→ Data entries:
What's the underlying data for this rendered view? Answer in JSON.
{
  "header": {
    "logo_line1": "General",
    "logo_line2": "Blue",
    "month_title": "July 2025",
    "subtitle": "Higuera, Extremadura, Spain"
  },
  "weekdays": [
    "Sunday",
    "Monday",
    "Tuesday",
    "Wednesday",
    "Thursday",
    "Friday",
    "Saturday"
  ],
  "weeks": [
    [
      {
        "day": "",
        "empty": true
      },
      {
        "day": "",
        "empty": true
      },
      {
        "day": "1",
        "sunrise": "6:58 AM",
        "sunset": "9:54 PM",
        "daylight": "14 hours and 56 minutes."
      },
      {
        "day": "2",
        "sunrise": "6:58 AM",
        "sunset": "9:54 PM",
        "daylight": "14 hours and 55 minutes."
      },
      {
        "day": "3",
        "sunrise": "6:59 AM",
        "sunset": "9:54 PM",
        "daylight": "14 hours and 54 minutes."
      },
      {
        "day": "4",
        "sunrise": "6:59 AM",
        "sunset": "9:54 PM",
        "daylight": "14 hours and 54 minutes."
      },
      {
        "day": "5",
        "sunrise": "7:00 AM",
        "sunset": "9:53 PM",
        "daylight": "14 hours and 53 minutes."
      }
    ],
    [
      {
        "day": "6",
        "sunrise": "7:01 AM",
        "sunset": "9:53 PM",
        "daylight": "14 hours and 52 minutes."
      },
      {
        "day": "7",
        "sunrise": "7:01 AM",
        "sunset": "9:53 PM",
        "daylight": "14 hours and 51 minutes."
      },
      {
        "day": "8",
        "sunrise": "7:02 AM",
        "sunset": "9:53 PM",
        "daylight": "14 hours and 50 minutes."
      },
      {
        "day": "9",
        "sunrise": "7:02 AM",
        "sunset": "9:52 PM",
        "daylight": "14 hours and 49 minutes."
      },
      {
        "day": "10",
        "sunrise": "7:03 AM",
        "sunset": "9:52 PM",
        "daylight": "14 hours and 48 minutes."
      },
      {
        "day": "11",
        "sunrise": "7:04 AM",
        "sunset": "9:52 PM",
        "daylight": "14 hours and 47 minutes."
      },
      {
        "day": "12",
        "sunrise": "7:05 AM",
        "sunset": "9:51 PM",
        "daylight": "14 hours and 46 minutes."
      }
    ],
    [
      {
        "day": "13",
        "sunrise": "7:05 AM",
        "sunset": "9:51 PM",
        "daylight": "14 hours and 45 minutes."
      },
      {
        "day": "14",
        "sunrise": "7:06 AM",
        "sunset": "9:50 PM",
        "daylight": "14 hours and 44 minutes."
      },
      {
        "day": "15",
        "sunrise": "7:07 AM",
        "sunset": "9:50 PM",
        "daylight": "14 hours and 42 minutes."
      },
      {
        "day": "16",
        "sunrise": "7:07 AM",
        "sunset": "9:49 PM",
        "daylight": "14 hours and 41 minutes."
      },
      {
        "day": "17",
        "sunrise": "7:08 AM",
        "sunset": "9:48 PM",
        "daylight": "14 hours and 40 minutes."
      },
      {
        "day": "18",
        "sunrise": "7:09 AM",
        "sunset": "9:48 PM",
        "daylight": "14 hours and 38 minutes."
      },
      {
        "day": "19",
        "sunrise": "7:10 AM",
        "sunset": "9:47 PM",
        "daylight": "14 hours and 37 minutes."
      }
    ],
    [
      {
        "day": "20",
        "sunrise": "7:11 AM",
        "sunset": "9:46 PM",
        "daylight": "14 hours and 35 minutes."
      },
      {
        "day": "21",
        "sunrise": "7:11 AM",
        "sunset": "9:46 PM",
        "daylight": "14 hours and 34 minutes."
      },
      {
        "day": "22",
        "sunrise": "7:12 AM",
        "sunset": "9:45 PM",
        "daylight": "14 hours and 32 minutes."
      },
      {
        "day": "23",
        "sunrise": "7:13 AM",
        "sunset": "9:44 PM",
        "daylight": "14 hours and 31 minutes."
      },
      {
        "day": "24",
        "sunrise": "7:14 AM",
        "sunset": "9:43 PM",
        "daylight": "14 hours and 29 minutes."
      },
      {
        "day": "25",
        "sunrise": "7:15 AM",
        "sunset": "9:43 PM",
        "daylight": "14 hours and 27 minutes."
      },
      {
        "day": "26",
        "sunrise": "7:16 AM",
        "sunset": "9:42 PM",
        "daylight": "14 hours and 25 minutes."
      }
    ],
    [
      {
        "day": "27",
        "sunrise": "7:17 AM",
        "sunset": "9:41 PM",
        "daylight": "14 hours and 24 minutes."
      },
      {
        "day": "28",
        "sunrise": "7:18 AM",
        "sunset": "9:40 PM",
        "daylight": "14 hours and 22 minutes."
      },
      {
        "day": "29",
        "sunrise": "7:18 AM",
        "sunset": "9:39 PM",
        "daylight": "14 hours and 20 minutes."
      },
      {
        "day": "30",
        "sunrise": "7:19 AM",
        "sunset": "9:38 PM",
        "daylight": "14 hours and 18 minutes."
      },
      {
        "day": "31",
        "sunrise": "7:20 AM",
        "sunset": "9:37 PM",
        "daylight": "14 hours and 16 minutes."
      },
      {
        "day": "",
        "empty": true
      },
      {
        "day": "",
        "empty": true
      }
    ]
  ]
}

→ The problem: Each line above must be printed exactly as it appears.

→ Right answer:
What's the underlying data for this rendered view? Answer in JSON.
{
  "header": {
    "logo_line1": "General",
    "logo_line2": "Blue",
    "month_title": "July 2025",
    "subtitle": "Higuera, Extremadura, Spain"
  },
  "weekdays": [
    "Sunday",
    "Monday",
    "Tuesday",
    "Wednesday",
    "Thursday",
    "Friday",
    "Saturday"
  ],
  "weeks": [
    [
      {
        "day": "",
        "empty": true
      },
      {
        "day": "",
        "empty": true
      },
      {
        "day": "1",
        "sunrise": "6:58 AM",
        "sunset": "9:54 PM",
        "daylight": "14 hours and 56 minutes."
      },
      {
        "day": "2",
        "sunrise": "6:58 AM",
        "sunset": "9:54 PM",
        "daylight": "14 hours and 55 minutes."
      },
      {
        "day": "3",
        "sunrise": "6:59 AM",
        "sunset": "9:54 PM",
        "daylight": "14 hours and 54 minutes."
      },
      {
        "day": "4",
        "sunrise": "6:59 AM",
        "sunset": "9:54 PM",
        "daylight": "14 hours and 54 minutes."
      },
      {
        "day": "5",
        "sunrise": "7:00 AM",
        "sunset": "9:53 PM",
        "daylight": "14 hours and 53 minutes."
      }
    ],
    [
      {
        "day": "6",
        "sunrise": "7:01 AM",
        "sunset": "9:53 PM",
        "daylight": "14 hours and 52 minutes."
      },
      {
        "day": "7",
        "sunrise": "7:01 AM",
        "sunset": "9:53 PM",
        "daylight": "14 hours and 51 minutes."
      },
      {
        "day": "8",
        "sunrise": "7:02 AM",
        "sunset": "9:53 PM",
        "daylight": "14 hours and 50 minutes."
      },
      {
        "day": "9",
        "sunrise": "7:02 AM",
        "sunset": "9:52 PM",
        "daylight": "14 hours and 49 minutes."
      },
      {
        "day": "10",
        "sunrise": "7:03 AM",
        "sunset": "9:52 PM",
        "daylight": "14 hours and 48 minutes."
      },
      {
        "day": "11",
        "sunrise": "7:04 AM",
        "sunset": "9:52 PM",
        "daylight": "14 hours and 47 minutes."
      },
      {
        "day": "12",
        "sunrise": "7:05 AM",
        "sunset": "9:51 PM",
        "daylight": "14 hours and 46 minutes."
      }
    ],
    [
      {
        "day": "13",
        "sunrise": "7:05 AM",
        "sunset": "9:51 PM",
        "daylight": "14 hours and 45 minutes."
      },
      {
        "day": "14",
        "sunrise": "7:06 AM",
        "sunset": "9:50 PM",
        "daylight": "14 hours and 44 minutes."
      },
      {
        "day": "15",
        "sunrise": "7:07 AM",
        "sunset": "9:50 PM",
        "daylight": "14 hours and 42 minutes."
      },
      {
        "day": "16",
        "sunrise": "7:07 AM",
        "sunset": "9:49 PM",
        "daylight": "14 hours and 41 minutes."
      },
      {
        "day": "17",
        "sunrise": "7:08 AM",
        "sunset": "9:48 PM",
        "daylight": "14 hours and 40 minutes."
      },
      {
        "day": "18",
        "sunrise": "7:09 AM",
        "sunset": "9:48 PM",
        "daylight": "14 hours and 38 minutes."
      },
      {
        "day": "19",
        "sunrise": "7:10 AM",
        "sunset": "9:47 PM",
        "daylight": "14 hours and 37 minutes."
      }
    ],
    [
      {
        "day": "20",
        "sunrise": "7:11 AM",
        "sunset": "9:46 PM",
        "daylight": "14 hours and 35 minutes."
      },
      {
        "day": "21",
        "sunrise": "7:11 AM",
        "sunset": "9:46 PM",
        "daylight": "14 hours and 34 minutes."
      },
      {
        "day": "22",
        "sunrise": "7:12 AM",
        "sunset": "9:45 PM",
        "daylight": "14 hours and 32 minutes."
      },
      {
        "day": "23",
        "sunrise": "7:13 AM",
        "sunset": "9:44 PM",
        "daylight": "14 hours and 31 minutes."
      },
      {
        "day": "24",
        "sunrise": "7:14 AM",
        "sunset": "9:43 PM",
        "daylight": "14 hours and 29 minutes."
      },
      {
        "day": "25",
        "sunrise": "7:15 AM",
        "sunset": "9:43 PM",
        "daylight": "14 hours and 27 minutes."
      },
      {
        "day": "26",
        "sunrise": "7:16 AM",
        "sunset": "9:42 PM",
        "daylight": "14 hours and 25 minutes."
      }
    ],
    [
      {
        "day": "27",
        "sunrise": "7:17 AM",
        "sunset": "9:41 PM",
        "daylight": "14 hours and 24 minutes."
      },
      {
        "day": "28",
        "sunrise": "7:18 AM",
        "sunset": "9:40 PM",
        "daylight": "14 hours and 22 minutes."
      },
      {
        "day": "29",
        "sunrise": "7:18 AM",
        "sunset": "9:39 PM",
        "daylight": "14 hours and 20 minutes."
      },
      {
        "day": "30",
        "sunrise": "7:19 AM",
        "sunset": "9:38 PM",
        "daylight": "14 hours and 18 minutes."
      },
      {
        "day": "31",
        "sunrise": "7:20 AM",
        "sunset": "9:37 PM",
        "daylight": "14 hours and 16 minutes."
      },
      {
        "day": "",
        "empty": true
      },
      {
        "day": "",
        "empty": true
      }
    ]
  ]
}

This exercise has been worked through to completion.